▶ **Excerpted records**:
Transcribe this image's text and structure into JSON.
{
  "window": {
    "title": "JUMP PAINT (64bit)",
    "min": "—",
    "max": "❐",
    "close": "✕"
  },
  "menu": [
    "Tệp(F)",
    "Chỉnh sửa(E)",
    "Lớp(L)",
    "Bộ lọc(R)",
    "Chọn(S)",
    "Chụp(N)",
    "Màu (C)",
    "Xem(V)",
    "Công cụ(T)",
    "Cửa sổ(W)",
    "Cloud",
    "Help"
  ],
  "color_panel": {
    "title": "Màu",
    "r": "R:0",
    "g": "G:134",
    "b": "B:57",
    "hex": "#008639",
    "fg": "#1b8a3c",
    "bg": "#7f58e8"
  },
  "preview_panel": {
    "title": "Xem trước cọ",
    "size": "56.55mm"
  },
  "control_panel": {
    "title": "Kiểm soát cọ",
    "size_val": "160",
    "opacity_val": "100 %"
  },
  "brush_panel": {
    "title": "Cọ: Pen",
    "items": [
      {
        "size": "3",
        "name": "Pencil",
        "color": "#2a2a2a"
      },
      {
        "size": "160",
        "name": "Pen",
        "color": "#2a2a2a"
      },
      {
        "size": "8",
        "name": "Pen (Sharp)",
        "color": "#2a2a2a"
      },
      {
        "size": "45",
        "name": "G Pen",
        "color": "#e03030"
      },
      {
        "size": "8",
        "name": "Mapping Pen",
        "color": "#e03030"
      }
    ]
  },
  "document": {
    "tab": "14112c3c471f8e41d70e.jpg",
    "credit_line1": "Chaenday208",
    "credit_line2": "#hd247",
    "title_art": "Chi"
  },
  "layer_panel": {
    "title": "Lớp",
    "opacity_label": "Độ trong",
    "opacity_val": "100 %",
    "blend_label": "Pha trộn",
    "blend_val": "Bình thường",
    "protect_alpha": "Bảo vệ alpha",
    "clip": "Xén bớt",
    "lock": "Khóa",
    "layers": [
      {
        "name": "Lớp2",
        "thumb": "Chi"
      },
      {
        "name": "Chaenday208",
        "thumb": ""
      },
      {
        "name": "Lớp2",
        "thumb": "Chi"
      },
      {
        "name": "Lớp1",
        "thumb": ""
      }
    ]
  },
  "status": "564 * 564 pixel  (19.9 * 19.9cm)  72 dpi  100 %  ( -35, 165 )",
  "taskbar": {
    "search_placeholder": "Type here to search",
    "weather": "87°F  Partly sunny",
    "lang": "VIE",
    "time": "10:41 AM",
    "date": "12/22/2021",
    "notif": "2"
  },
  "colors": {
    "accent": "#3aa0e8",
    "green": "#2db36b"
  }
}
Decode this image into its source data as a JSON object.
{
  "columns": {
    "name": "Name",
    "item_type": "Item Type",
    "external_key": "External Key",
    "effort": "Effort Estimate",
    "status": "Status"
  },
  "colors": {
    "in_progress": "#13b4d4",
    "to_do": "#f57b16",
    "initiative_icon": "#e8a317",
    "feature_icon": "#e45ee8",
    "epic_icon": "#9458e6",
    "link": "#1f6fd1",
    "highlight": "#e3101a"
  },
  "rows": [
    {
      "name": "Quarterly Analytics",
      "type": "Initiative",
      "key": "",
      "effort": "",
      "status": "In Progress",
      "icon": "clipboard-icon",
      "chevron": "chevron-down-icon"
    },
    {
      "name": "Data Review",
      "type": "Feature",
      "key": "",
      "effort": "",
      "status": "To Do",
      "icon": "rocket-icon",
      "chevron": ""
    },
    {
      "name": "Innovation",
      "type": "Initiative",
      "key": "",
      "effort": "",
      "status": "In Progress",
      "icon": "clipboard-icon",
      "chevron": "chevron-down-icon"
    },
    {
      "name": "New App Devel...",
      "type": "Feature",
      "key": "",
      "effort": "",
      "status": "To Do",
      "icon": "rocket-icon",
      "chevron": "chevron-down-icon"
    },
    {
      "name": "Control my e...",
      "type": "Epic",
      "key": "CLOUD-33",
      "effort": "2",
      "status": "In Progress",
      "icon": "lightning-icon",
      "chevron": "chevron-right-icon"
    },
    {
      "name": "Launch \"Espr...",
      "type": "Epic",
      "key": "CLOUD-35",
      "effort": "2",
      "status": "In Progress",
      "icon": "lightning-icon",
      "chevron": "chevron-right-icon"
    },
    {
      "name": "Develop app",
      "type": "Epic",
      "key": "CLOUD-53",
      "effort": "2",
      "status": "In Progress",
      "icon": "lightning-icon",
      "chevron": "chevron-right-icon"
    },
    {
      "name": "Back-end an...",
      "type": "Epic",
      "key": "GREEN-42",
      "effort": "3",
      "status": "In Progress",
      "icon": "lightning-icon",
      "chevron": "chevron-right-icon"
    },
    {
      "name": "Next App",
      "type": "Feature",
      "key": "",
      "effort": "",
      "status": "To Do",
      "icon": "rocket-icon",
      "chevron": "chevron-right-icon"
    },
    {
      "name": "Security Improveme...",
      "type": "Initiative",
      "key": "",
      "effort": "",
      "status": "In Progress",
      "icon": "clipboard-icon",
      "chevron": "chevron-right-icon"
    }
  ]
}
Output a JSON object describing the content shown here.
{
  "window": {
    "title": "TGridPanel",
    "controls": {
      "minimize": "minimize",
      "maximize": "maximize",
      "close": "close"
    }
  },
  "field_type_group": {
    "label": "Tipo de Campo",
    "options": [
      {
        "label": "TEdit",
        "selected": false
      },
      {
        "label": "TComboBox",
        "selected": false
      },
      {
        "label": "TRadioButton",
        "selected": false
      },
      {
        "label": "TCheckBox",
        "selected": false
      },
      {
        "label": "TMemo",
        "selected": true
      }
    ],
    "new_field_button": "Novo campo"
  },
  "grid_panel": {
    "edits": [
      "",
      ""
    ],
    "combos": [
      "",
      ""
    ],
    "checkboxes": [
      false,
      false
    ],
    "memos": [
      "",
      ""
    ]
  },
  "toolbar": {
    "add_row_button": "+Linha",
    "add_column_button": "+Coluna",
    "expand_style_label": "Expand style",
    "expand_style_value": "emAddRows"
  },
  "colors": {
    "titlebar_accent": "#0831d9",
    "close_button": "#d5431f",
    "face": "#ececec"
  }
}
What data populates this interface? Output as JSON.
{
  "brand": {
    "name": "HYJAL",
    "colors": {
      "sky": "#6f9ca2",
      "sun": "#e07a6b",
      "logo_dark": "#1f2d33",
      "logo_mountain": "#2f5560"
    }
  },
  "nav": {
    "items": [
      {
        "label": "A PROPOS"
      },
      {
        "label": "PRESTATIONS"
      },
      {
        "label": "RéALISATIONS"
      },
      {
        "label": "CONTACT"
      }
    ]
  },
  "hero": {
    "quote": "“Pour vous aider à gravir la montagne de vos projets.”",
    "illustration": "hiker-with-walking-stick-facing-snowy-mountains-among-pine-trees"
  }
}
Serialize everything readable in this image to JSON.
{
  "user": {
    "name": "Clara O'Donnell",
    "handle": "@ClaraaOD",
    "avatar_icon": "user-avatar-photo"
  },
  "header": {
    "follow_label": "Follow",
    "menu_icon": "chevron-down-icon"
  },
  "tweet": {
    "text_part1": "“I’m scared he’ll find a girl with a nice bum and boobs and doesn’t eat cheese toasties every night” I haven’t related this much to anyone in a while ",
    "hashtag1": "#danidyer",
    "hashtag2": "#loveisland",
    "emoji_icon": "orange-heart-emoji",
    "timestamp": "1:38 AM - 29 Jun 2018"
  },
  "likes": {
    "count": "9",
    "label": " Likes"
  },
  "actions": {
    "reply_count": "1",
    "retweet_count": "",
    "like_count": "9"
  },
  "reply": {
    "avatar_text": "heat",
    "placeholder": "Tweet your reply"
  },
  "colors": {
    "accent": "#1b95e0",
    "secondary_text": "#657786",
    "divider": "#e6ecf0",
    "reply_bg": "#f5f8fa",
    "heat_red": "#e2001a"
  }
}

▶ **Your instructions**: Track down every line of the material containing the string "with", and copy it.

▶ **Answer to this problem**:
    "illustration": "hiker-with-walking-stick-facing-snowy-mountains-among-pine-trees"
    "text_part1": "“I’m scared he’ll find a girl with a nice bum and boobs and doesn’t eat cheese toasties every night” I haven’t related this much to anyone in a while ",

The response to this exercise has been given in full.